Given instruction
Extract each line bearing the word "player".

Dataset listings of figures
--------------------
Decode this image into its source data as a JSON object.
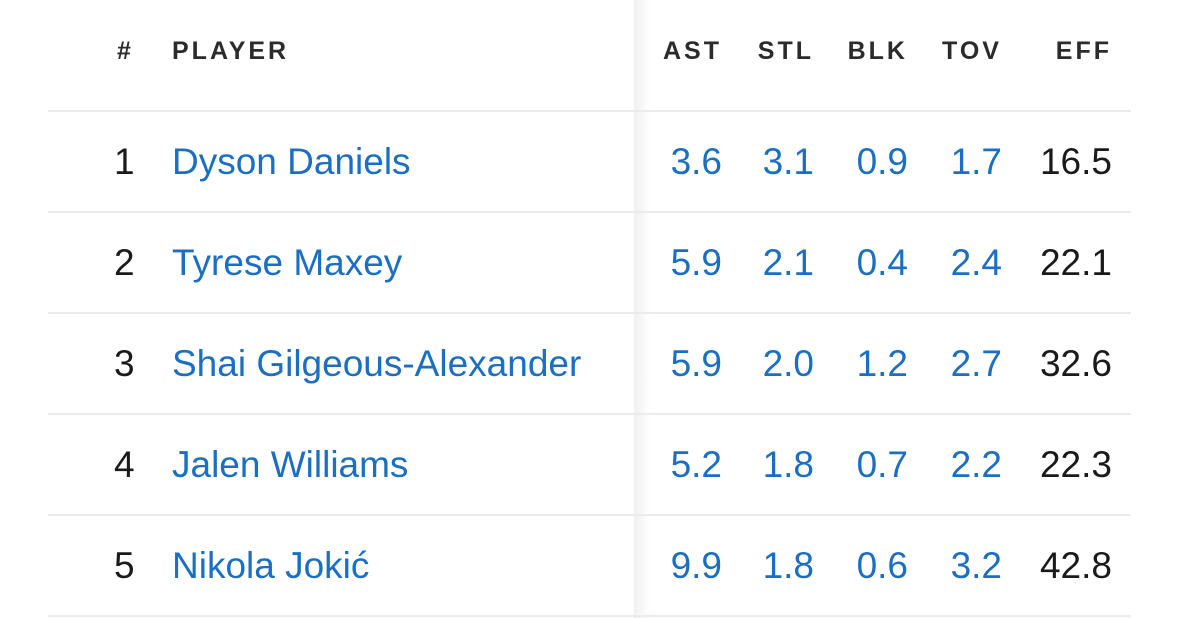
{
  "columns": {
    "rank": "#",
    "player": "PLAYER",
    "ast": "AST",
    "stl": "STL",
    "blk": "BLK",
    "tov": "TOV",
    "eff": "EFF"
  },
  "rows": [
    {
      "rank": "1",
      "player": "Dyson Daniels",
      "ast": "3.6",
      "stl": "3.1",
      "blk": "0.9",
      "tov": "1.7",
      "eff": "16.5"
    },
    {
      "rank": "2",
      "player": "Tyrese Maxey",
      "ast": "5.9",
      "stl": "2.1",
      "blk": "0.4",
      "tov": "2.4",
      "eff": "22.1"
    },
    {
      "rank": "3",
      "player": "Shai Gilgeous-Alexander",
      "ast": "5.9",
      "stl": "2.0",
      "blk": "1.2",
      "tov": "2.7",
      "eff": "32.6"
    },
    {
      "rank": "4",
      "player": "Jalen Williams",
      "ast": "5.2",
      "stl": "1.8",
      "blk": "0.7",
      "tov": "2.2",
      "eff": "22.3"
    },
    {
      "rank": "5",
      "player": "Nikola Jokić",
      "ast": "9.9",
      "stl": "1.8",
      "blk": "0.6",
      "tov": "3.2",
      "eff": "42.8"
    }
  ],
  "colors": {
    "link": "#1a6fc4",
    "text": "#1a1a1a",
    "header": "#2b2b2b",
    "divider": "#ebebeb"
  }
}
--------------------
Result for this task
    "player": "PLAYER",
      "player": "Dyson Daniels",
      "player": "Tyrese Maxey",
      "player": "Shai Gilgeous-Alexander",
      "player": "Jalen Williams",
      "player": "Nikola Jokić",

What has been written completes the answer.